▶ OBJECTIVE:
Without the pictures, can you quote each line below exactly?

_ _ _ _ _ _ _

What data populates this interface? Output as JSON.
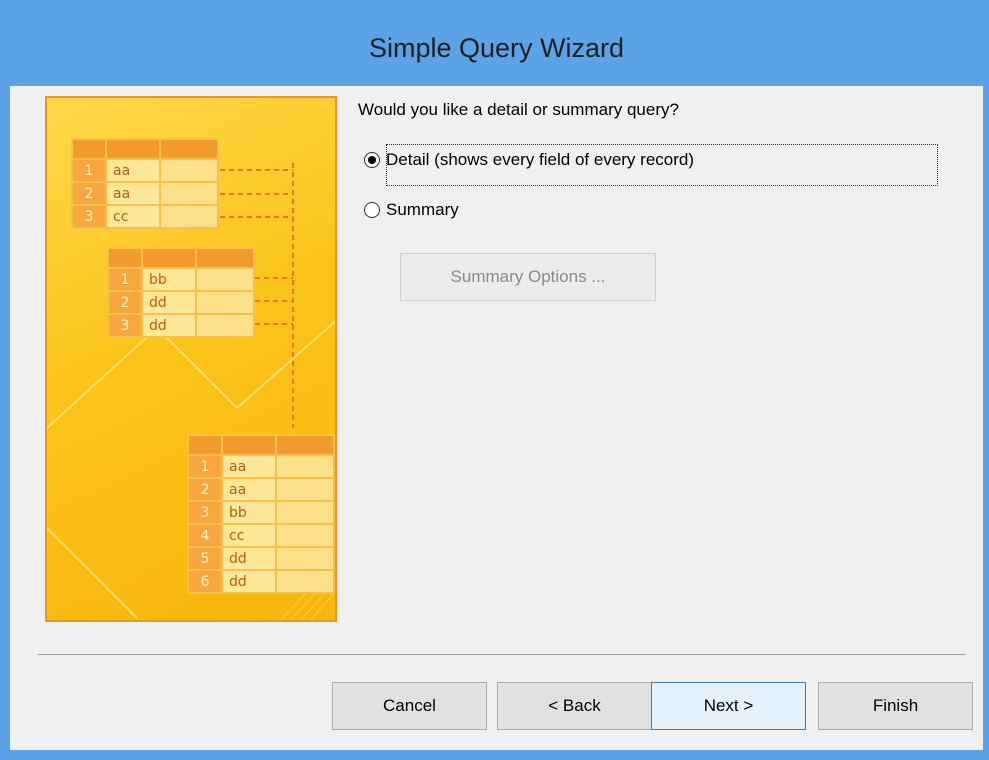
{
  "window": {
    "title": "Simple Query Wizard"
  },
  "prompt": "Would you like a detail or summary query?",
  "options": {
    "detail": {
      "label": "Detail (shows every field of every record)",
      "selected": true
    },
    "summary": {
      "label": "Summary",
      "selected": false
    }
  },
  "summary_options_button": "Summary Options ...",
  "illustration": {
    "table_a": [
      [
        "1",
        "aa"
      ],
      [
        "2",
        "aa"
      ],
      [
        "3",
        "cc"
      ]
    ],
    "table_b": [
      [
        "1",
        "bb"
      ],
      [
        "2",
        "dd"
      ],
      [
        "3",
        "dd"
      ]
    ],
    "table_result": [
      [
        "1",
        "aa"
      ],
      [
        "2",
        "aa"
      ],
      [
        "3",
        "bb"
      ],
      [
        "4",
        "cc"
      ],
      [
        "5",
        "dd"
      ],
      [
        "6",
        "dd"
      ]
    ]
  },
  "buttons": {
    "cancel": "Cancel",
    "back": "< Back",
    "next": "Next >",
    "finish": "Finish"
  },
  "colors": {
    "accent": "#5ba2e6",
    "illustration": "#fcc41a",
    "default_button_border": "#3c7fb1"
  }
}
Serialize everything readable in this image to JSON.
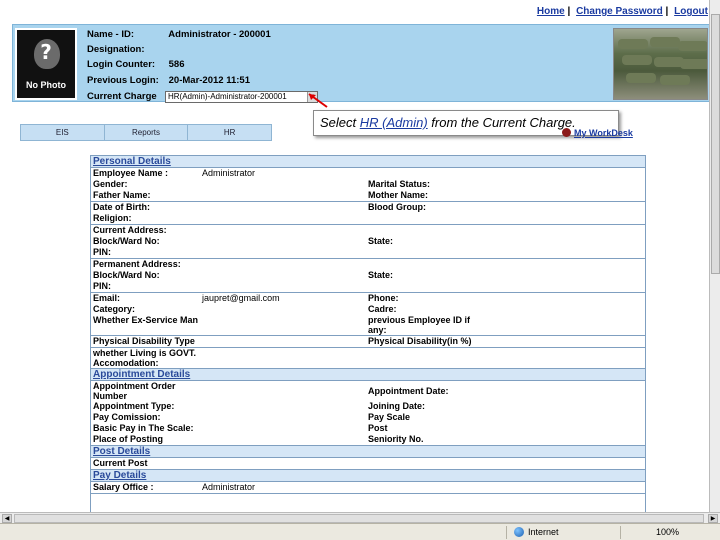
{
  "top_links": [
    "Home",
    "Change Password",
    "Logout"
  ],
  "header": {
    "photo_label": "No Photo",
    "photo_glyph": "?",
    "fields": [
      {
        "label": "Name - ID:",
        "value": "Administrator - 200001"
      },
      {
        "label": "Designation:",
        "value": ""
      },
      {
        "label": "Login Counter:",
        "value": "586"
      },
      {
        "label": "Previous Login:",
        "value": "20-Mar-2012 11:51"
      },
      {
        "label": "Current Charge",
        "value": ""
      }
    ],
    "charge_select_value": "HR(Admin)-Administrator-200001"
  },
  "callout": {
    "prefix": "Select ",
    "highlight": "HR (Admin)",
    "suffix": " from the Current Charge."
  },
  "tabs": [
    "EIS",
    "Reports",
    "HR"
  ],
  "my_desk": "My WorkDesk",
  "form": {
    "personal_title": "Personal Details",
    "appointment_title": "Appointment Details",
    "post_title": "Post Details",
    "pay_title": "Pay Details",
    "employee_name_label": "Employee Name :",
    "employee_name_value": "Administrator",
    "gender_label": "Gender:",
    "marital_label": "Marital Status:",
    "father_label": "Father Name:",
    "mother_label": "Mother Name:",
    "dob_label": "Date of Birth:",
    "blood_label": "Blood Group:",
    "religion_label": "Religion:",
    "cur_addr_label": "Current Address:",
    "cur_block_label": "Block/Ward No:",
    "cur_state_label": "State:",
    "cur_pin_label": "PIN:",
    "perm_addr_label": "Permanent Address:",
    "perm_block_label": "Block/Ward No:",
    "perm_state_label": "State:",
    "perm_pin_label": "PIN:",
    "email_label": "Email:",
    "email_value": "jaupret@gmail.com",
    "phone_label": "Phone:",
    "category_label": "Category:",
    "cadre_label": "Cadre:",
    "exservice_label": "Whether Ex-Service Man",
    "prev_emp_label": "previous Employee ID if any:",
    "disability_type_label": "Physical Disability Type",
    "disability_pct_label": "Physical Disability(in %)",
    "govt_accom_label": "whether Living is GOVT. Accomodation:",
    "appt_order_label": "Appointment Order Number",
    "appt_date_label": "Appointment Date:",
    "appt_type_label": "Appointment Type:",
    "joining_label": "Joining Date:",
    "pay_commission_label": "Pay Comission:",
    "pay_scale_label": "Pay Scale",
    "basic_pay_label": "Basic Pay in The Scale:",
    "post_label": "Post",
    "place_label": "Place of Posting",
    "seniority_label": "Seniority No.",
    "current_post_label": "Current Post",
    "salary_office_label": "Salary Office :",
    "salary_office_value": "Administrator"
  },
  "status_bar": {
    "zone": "Internet",
    "zoom": "100%"
  }
}
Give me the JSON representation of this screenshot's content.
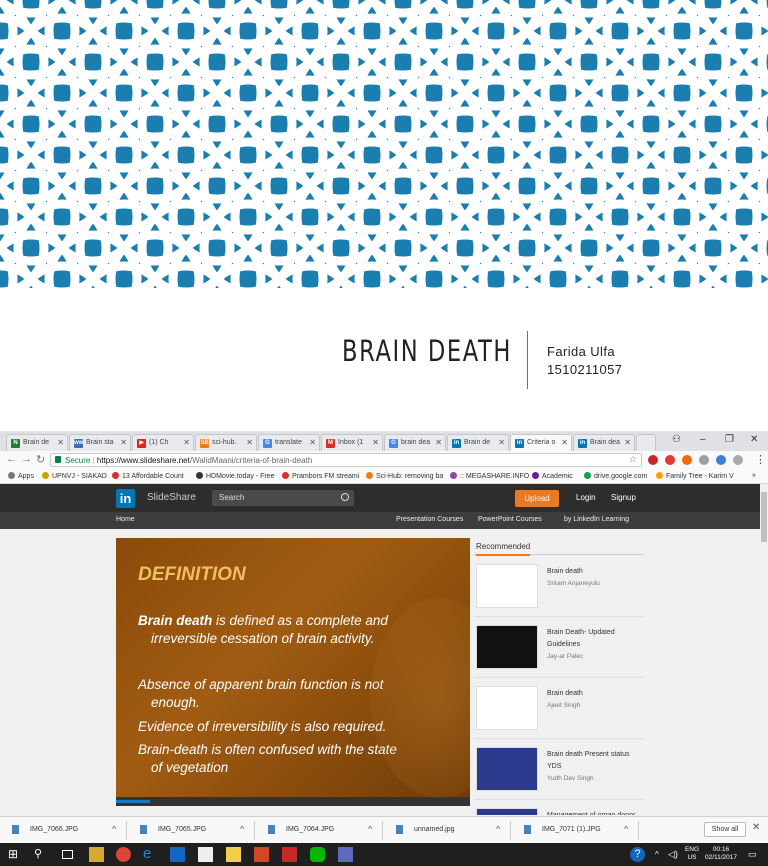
{
  "slide": {
    "title": "BRAIN DEATH",
    "author_name": "Farida Ulfa",
    "author_id": "1510211057"
  },
  "browser": {
    "tabs": [
      {
        "label": "Brain de",
        "color": "#1e7e34",
        "glyph": "N"
      },
      {
        "label": "Brain sta",
        "color": "#3b6fb6",
        "glyph": "ww"
      },
      {
        "label": "(1) Ch",
        "color": "#e62117",
        "glyph": "▶"
      },
      {
        "label": "sci-hub.",
        "color": "#e67e22",
        "glyph": "SB"
      },
      {
        "label": "translate",
        "color": "#4285f4",
        "glyph": "G"
      },
      {
        "label": "Inbox (1",
        "color": "#d93025",
        "glyph": "M"
      },
      {
        "label": "brain dea",
        "color": "#4285f4",
        "glyph": "G"
      },
      {
        "label": "Brain de",
        "color": "#0077b5",
        "glyph": "in"
      },
      {
        "label": "Criteria o",
        "color": "#0077b5",
        "glyph": "in"
      },
      {
        "label": "Brain dea",
        "color": "#0077b5",
        "glyph": "in"
      }
    ],
    "omnibox": {
      "secure_label": "Secure",
      "url_host": "https://www.slideshare.net",
      "url_path": "/WalidMaani/criteria-of-brain-death"
    },
    "bookmarks": [
      {
        "label": "Apps",
        "color": "#777777"
      },
      {
        "label": "UPNVJ - SIAKAD",
        "color": "#c8a200"
      },
      {
        "label": "13 Affordable Count",
        "color": "#d93025"
      },
      {
        "label": "HDMovie.today - Free",
        "color": "#333333"
      },
      {
        "label": "Prambors FM streami",
        "color": "#d93025"
      },
      {
        "label": "Sci-Hub: removing ba",
        "color": "#e67e22"
      },
      {
        "label": ":: MEGASHARE.INFO",
        "color": "#8e44ad"
      },
      {
        "label": "Academic",
        "color": "#6a1b9a"
      },
      {
        "label": "drive.google.com",
        "color": "#0f9d58"
      },
      {
        "label": "Family Tree - Karim V",
        "color": "#f4a300"
      }
    ]
  },
  "slideshare": {
    "logo_letters": "in",
    "logo_text": "SlideShare",
    "search_placeholder": "Search",
    "upload_label": "Upload",
    "login_label": "Login",
    "signup_label": "Signup",
    "home_label": "Home",
    "subnav": [
      "Presentation Courses",
      "PowerPoint Courses",
      "by LinkedIn Learning"
    ],
    "slide_heading": "DEFINITION",
    "slide_lines": [
      {
        "bold": "Brain death",
        "rest": " is defined as a complete and",
        "cont": "irreversible cessation of brain activity."
      },
      {
        "bold": "",
        "rest": "Absence of apparent brain function is not",
        "cont": "enough."
      },
      {
        "bold": "",
        "rest": "Evidence of irreversibility is also required.",
        "cont": ""
      },
      {
        "bold": "",
        "rest": "Brain-death is often confused with the state",
        "cont": "of vegetation"
      }
    ],
    "recommended_label": "Recommended",
    "recommended": [
      {
        "title": "Brain death",
        "author": "Sriram Anjaneyulu",
        "thumb": "#ffffff"
      },
      {
        "title": "Brain Death- Updated Guidelines",
        "author": "Jay-ar Palec",
        "thumb": "#111111"
      },
      {
        "title": "Brain death",
        "author": "Ajeet Singh",
        "thumb": "#ffffff"
      },
      {
        "title": "Brain death Present status YDS",
        "author": "Yudh Dev Singh",
        "thumb": "#2b3a8c"
      },
      {
        "title": "Management of organ donor",
        "author": "",
        "thumb": "#2b3a8c"
      }
    ]
  },
  "downloads": {
    "items": [
      "IMG_7066.JPG",
      "IMG_7065.JPG",
      "IMG_7064.JPG",
      "unnamed.jpg",
      "IMG_7071 (1).JPG"
    ],
    "show_all": "Show all"
  },
  "taskbar": {
    "lang_top": "ENG",
    "lang_bottom": "US",
    "time": "00:16",
    "date": "02/11/2017"
  }
}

_ _ _ _ _ _ _

▶ SOLUTION:
What data populates this interface? Output as JSON.
{
  "window": {
    "title": "Simple Query Wizard"
  },
  "prompt": "Would you like a detail or summary query?",
  "options": {
    "detail": {
      "label": "Detail (shows every field of every record)",
      "selected": true
    },
    "summary": {
      "label": "Summary",
      "selected": false
    }
  },
  "summary_options_button": "Summary Options ...",
  "illustration": {
    "table_a": [
      [
        "1",
        "aa"
      ],
      [
        "2",
        "aa"
      ],
      [
        "3",
        "cc"
      ]
    ],
    "table_b": [
      [
        "1",
        "bb"
      ],
      [
        "2",
        "dd"
      ],
      [
        "3",
        "dd"
      ]
    ],
    "table_result": [
      [
        "1",
        "aa"
      ],
      [
        "2",
        "aa"
      ],
      [
        "3",
        "bb"
      ],
      [
        "4",
        "cc"
      ],
      [
        "5",
        "dd"
      ],
      [
        "6",
        "dd"
      ]
    ]
  },
  "buttons": {
    "cancel": "Cancel",
    "back": "< Back",
    "next": "Next >",
    "finish": "Finish"
  },
  "colors": {
    "accent": "#5ba2e6",
    "illustration": "#fcc41a",
    "default_button_border": "#3c7fb1"
  }
}
Serialize everything readable in this image to JSON.
{
  "top_links": [
    "Home",
    "Change Password",
    "Logout"
  ],
  "header": {
    "photo_label": "No Photo",
    "photo_glyph": "?",
    "fields": [
      {
        "label": "Name - ID:",
        "value": "Administrator - 200001"
      },
      {
        "label": "Designation:",
        "value": ""
      },
      {
        "label": "Login Counter:",
        "value": "586"
      },
      {
        "label": "Previous Login:",
        "value": "20-Mar-2012 11:51"
      },
      {
        "label": "Current Charge",
        "value": ""
      }
    ],
    "charge_select_value": "HR(Admin)-Administrator-200001"
  },
  "callout": {
    "prefix": "Select ",
    "highlight": "HR (Admin)",
    "suffix": " from the Current Charge."
  },
  "tabs": [
    "EIS",
    "Reports",
    "HR"
  ],
  "my_desk": "My WorkDesk",
  "form": {
    "personal_title": "Personal Details",
    "appointment_title": "Appointment Details",
    "post_title": "Post Details",
    "pay_title": "Pay Details",
    "employee_name_label": "Employee Name :",
    "employee_name_value": "Administrator",
    "gender_label": "Gender:",
    "marital_label": "Marital Status:",
    "father_label": "Father Name:",
    "mother_label": "Mother Name:",
    "dob_label": "Date of Birth:",
    "blood_label": "Blood Group:",
    "religion_label": "Religion:",
    "cur_addr_label": "Current Address:",
    "cur_block_label": "Block/Ward No:",
    "cur_state_label": "State:",
    "cur_pin_label": "PIN:",
    "perm_addr_label": "Permanent Address:",
    "perm_block_label": "Block/Ward No:",
    "perm_state_label": "State:",
    "perm_pin_label": "PIN:",
    "email_label": "Email:",
    "email_value": "jaupret@gmail.com",
    "phone_label": "Phone:",
    "category_label": "Category:",
    "cadre_label": "Cadre:",
    "exservice_label": "Whether Ex-Service Man",
    "prev_emp_label": "previous Employee ID if any:",
    "disability_type_label": "Physical Disability Type",
    "disability_pct_label": "Physical Disability(in %)",
    "govt_accom_label": "whether Living is GOVT. Accomodation:",
    "appt_order_label": "Appointment Order Number",
    "appt_date_label": "Appointment Date:",
    "appt_type_label": "Appointment Type:",
    "joining_label": "Joining Date:",
    "pay_commission_label": "Pay Comission:",
    "pay_scale_label": "Pay Scale",
    "basic_pay_label": "Basic Pay in The Scale:",
    "post_label": "Post",
    "place_label": "Place of Posting",
    "seniority_label": "Seniority No.",
    "current_post_label": "Current Post",
    "salary_office_label": "Salary Office :",
    "salary_office_value": "Administrator"
  },
  "status_bar": {
    "zone": "Internet",
    "zoom": "100%"
  }
}
Give me the JSON representation of this screenshot's content.
{
  "slide": {
    "title": "BRAIN DEATH",
    "author_name": "Farida Ulfa",
    "author_id": "1510211057"
  },
  "browser": {
    "tabs": [
      {
        "label": "Brain de",
        "color": "#1e7e34",
        "glyph": "N"
      },
      {
        "label": "Brain sta",
        "color": "#3b6fb6",
        "glyph": "ww"
      },
      {
        "label": "(1) Ch",
        "color": "#e62117",
        "glyph": "▶"
      },
      {
        "label": "sci-hub.",
        "color": "#e67e22",
        "glyph": "SB"
      },
      {
        "label": "translate",
        "color": "#4285f4",
        "glyph": "G"
      },
      {
        "label": "Inbox (1",
        "color": "#d93025",
        "glyph": "M"
      },
      {
        "label": "brain dea",
        "color": "#4285f4",
        "glyph": "G"
      },
      {
        "label": "Brain de",
        "color": "#0077b5",
        "glyph": "in"
      },
      {
        "label": "Criteria o",
        "color": "#0077b5",
        "glyph": "in"
      },
      {
        "label": "Brain dea",
        "color": "#0077b5",
        "glyph": "in"
      }
    ],
    "omnibox": {
      "secure_label": "Secure",
      "url_host": "https://www.slideshare.net",
      "url_path": "/WalidMaani/criteria-of-brain-death"
    },
    "bookmarks": [
      {
        "label": "Apps",
        "color": "#777777"
      },
      {
        "label": "UPNVJ - SIAKAD",
        "color": "#c8a200"
      },
      {
        "label": "13 Affordable Count",
        "color": "#d93025"
      },
      {
        "label": "HDMovie.today - Free",
        "color": "#333333"
      },
      {
        "label": "Prambors FM streami",
        "color": "#d93025"
      },
      {
        "label": "Sci-Hub: removing ba",
        "color": "#e67e22"
      },
      {
        "label": ":: MEGASHARE.INFO",
        "color": "#8e44ad"
      },
      {
        "label": "Academic",
        "color": "#6a1b9a"
      },
      {
        "label": "drive.google.com",
        "color": "#0f9d58"
      },
      {
        "label": "Family Tree - Karim V",
        "color": "#f4a300"
      }
    ]
  },
  "slideshare": {
    "logo_letters": "in",
    "logo_text": "SlideShare",
    "search_placeholder": "Search",
    "upload_label": "Upload",
    "login_label": "Login",
    "signup_label": "Signup",
    "home_label": "Home",
    "subnav": [
      "Presentation Courses",
      "PowerPoint Courses",
      "by LinkedIn Learning"
    ],
    "slide_heading": "DEFINITION",
    "slide_lines": [
      {
        "bold": "Brain death",
        "rest": " is defined as a complete and",
        "cont": "irreversible cessation of brain activity."
      },
      {
        "bold": "",
        "rest": "Absence of apparent brain function is not",
        "cont": "enough."
      },
      {
        "bold": "",
        "rest": "Evidence of irreversibility is also required.",
        "cont": ""
      },
      {
        "bold": "",
        "rest": "Brain-death is often confused with the state",
        "cont": "of vegetation"
      }
    ],
    "recommended_label": "Recommended",
    "recommended": [
      {
        "title": "Brain death",
        "author": "Sriram Anjaneyulu",
        "thumb": "#ffffff"
      },
      {
        "title": "Brain Death- Updated Guidelines",
        "author": "Jay-ar Palec",
        "thumb": "#111111"
      },
      {
        "title": "Brain death",
        "author": "Ajeet Singh",
        "thumb": "#ffffff"
      },
      {
        "title": "Brain death Present status YDS",
        "author": "Yudh Dev Singh",
        "thumb": "#2b3a8c"
      },
      {
        "title": "Management of organ donor",
        "author": "",
        "thumb": "#2b3a8c"
      }
    ]
  },
  "downloads": {
    "items": [
      "IMG_7066.JPG",
      "IMG_7065.JPG",
      "IMG_7064.JPG",
      "unnamed.jpg",
      "IMG_7071 (1).JPG"
    ],
    "show_all": "Show all"
  },
  "taskbar": {
    "lang_top": "ENG",
    "lang_bottom": "US",
    "time": "00:16",
    "date": "02/11/2017"
  }
}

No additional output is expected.